Start the unicorn process in standalone mode and connect on port 8080, eliminating nginx. Is it still slow? If yes, it's either a rails or Unicorn issue. I doubt that nginx is the problem because static assets are being served up relatively fast on your site.

Test the app in Webrick to eliminate Unicorn. If it's still slow, start digging into your rails app.

I tested your site with telnet ck.uci.agh.edu.pl 80 doing a GET http://ck.uci.agh.edu.pl/ and the delay was there before any text was printed. That eliminates any javascript or asset loading issues in the browser.

Stuff to try:

  • Test isolated components of your app in rails console by doing model lookups. Go through each component of displaying your main page one at a time until you find the delay. Try running the code that you execute in your index controller action, and anything that your page executes as it is parsed. You're looking for database issues, delays from connections to outside services, etc.

  • Use a trial period of the New Relic service in Pro mode, which can reveal app bottlenecks such as slow database queries or calls to outside services. It shows you everything that executes and how much time it takes.

  • Do a DNS lookup on the command line of your server, such as nslookup somehost.com. Sometimes a bogged-down DNS server can slow up your app if it uses hostnames in any of its communication with other servers such as your database server, geolocation services, etc.
· · ·
What you will do →
[a] In the troubleshooting advice, why does the writer doubt that nginx is causing the slowness?
[b] Using the troubleshooting advice, mark each statement yes or no, and quote the words of the text that decide it: (i) The telnet test showed the delay before any text was printed. (ii) The text recommends testing the app in Webrick to eliminate nginx. (iii) New Relic in Pro mode shows how long each executed piece takes.
[c] Quote the troubleshooting advice from "I tested your" to "time it takes.".
· · ·
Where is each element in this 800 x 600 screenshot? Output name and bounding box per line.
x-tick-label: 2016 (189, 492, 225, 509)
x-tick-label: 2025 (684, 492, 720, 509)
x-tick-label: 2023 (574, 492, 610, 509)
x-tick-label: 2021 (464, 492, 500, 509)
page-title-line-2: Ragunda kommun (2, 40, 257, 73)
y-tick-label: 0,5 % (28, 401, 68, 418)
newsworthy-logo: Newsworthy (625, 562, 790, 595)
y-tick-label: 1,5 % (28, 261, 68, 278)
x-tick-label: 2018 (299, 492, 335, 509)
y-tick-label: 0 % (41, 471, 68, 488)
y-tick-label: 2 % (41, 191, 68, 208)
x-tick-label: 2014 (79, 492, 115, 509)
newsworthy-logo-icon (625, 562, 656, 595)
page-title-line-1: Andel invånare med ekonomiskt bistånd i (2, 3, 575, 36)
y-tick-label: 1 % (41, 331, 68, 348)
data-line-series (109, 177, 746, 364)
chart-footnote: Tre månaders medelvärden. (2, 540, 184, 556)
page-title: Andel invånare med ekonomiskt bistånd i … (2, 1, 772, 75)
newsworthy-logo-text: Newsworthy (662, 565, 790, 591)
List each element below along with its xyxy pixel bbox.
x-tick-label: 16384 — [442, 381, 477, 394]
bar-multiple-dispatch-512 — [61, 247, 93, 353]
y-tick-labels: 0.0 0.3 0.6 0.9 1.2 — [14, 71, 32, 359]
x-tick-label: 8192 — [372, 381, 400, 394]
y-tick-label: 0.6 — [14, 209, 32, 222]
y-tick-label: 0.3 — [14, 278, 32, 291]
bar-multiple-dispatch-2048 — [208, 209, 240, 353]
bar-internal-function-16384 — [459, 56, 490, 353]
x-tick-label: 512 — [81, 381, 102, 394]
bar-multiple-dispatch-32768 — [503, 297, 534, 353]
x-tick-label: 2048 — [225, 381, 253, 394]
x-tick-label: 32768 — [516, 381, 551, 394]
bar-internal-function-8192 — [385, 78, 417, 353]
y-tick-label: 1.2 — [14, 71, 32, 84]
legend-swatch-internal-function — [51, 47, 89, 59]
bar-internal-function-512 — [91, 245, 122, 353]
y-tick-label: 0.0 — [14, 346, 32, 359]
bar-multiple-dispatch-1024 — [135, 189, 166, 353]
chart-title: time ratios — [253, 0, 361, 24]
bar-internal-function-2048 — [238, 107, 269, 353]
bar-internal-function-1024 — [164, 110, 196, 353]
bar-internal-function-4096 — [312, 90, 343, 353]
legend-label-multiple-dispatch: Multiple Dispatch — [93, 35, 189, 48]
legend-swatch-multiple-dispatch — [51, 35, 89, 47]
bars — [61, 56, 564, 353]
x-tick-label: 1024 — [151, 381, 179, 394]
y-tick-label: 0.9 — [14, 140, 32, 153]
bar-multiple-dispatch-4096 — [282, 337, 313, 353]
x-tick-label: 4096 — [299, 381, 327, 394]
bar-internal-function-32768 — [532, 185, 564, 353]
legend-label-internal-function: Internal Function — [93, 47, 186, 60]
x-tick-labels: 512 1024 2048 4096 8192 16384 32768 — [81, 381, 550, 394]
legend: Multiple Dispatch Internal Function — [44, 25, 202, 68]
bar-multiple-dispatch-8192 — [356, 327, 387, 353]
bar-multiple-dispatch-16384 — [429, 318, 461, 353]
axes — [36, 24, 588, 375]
· · ·
Solutions to the tasks →
[a] The writer notes that static assets are being served relatively fast on the site. That suggests nginx is not the bottleneck.

[b]
(i) Yes: "the delay was there before any text was printed"
(ii) No: "Test the app in Webrick to eliminate Unicorn."
(iii) Yes: "It shows you everything that executes and how much time it takes."

[c]
I tested your site with telnet ck.uci.agh.edu.pl 80 doing a GET http://ck.uci.agh.edu.pl/ and the delay was there before any text was printed. That eliminates any javascript or asset loading issues in the browser.

Stuff to try:

  • Test isolated components of your app in rails console by doing model lookups. Go through each component of displaying your main page one at a time until you find the delay. Try running the code that you execute in your index controller action, and anything that your page executes as it is parsed. You're looking for database issues, delays from connections to outside services, etc.

  • Use a trial period of the New Relic service in Pro mode, which can reveal app bottlenecks such as slow database queries or calls to outside services. It shows you everything that executes and how much time it takes.